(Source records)
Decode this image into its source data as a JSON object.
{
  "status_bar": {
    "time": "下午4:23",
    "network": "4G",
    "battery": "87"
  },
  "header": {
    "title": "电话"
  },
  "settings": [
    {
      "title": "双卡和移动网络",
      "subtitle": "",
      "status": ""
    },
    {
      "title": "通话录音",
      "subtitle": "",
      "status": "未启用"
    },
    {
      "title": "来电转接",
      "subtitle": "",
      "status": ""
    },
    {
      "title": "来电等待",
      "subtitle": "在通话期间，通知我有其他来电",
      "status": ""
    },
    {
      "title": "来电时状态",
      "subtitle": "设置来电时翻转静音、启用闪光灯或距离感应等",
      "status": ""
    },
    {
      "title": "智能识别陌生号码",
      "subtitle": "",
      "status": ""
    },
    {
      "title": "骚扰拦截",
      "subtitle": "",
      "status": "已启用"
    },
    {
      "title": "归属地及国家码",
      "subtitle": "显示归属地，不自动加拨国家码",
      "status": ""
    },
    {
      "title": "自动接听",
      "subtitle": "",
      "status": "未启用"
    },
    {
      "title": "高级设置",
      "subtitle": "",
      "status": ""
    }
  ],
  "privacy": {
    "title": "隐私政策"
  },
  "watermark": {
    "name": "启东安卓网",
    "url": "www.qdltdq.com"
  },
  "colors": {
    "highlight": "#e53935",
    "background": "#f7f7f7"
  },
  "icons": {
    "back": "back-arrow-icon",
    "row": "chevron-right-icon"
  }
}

• EXERCISE GOAL: Copy out each record, keeping every word as it is.

• ANSWER TO THIS EXERCISE:
Decode this image into its source data as a JSON object.
{
  "status_bar": {
    "time": "下午4:23",
    "network": "4G",
    "battery": "87"
  },
  "header": {
    "title": "电话"
  },
  "settings": [
    {
      "title": "双卡和移动网络",
      "subtitle": "",
      "status": ""
    },
    {
      "title": "通话录音",
      "subtitle": "",
      "status": "未启用"
    },
    {
      "title": "来电转接",
      "subtitle": "",
      "status": ""
    },
    {
      "title": "来电等待",
      "subtitle": "在通话期间，通知我有其他来电",
      "status": ""
    },
    {
      "title": "来电时状态",
      "subtitle": "设置来电时翻转静音、启用闪光灯或距离感应等",
      "status": ""
    },
    {
      "title": "智能识别陌生号码",
      "subtitle": "",
      "status": ""
    },
    {
      "title": "骚扰拦截",
      "subtitle": "",
      "status": "已启用"
    },
    {
      "title": "归属地及国家码",
      "subtitle": "显示归属地，不自动加拨国家码",
      "status": ""
    },
    {
      "title": "自动接听",
      "subtitle": "",
      "status": "未启用"
    },
    {
      "title": "高级设置",
      "subtitle": "",
      "status": ""
    }
  ],
  "privacy": {
    "title": "隐私政策"
  },
  "watermark": {
    "name": "启东安卓网",
    "url": "www.qdltdq.com"
  },
  "colors": {
    "highlight": "#e53935",
    "background": "#f7f7f7"
  },
  "icons": {
    "back": "back-arrow-icon",
    "row": "chevron-right-icon"
  }
}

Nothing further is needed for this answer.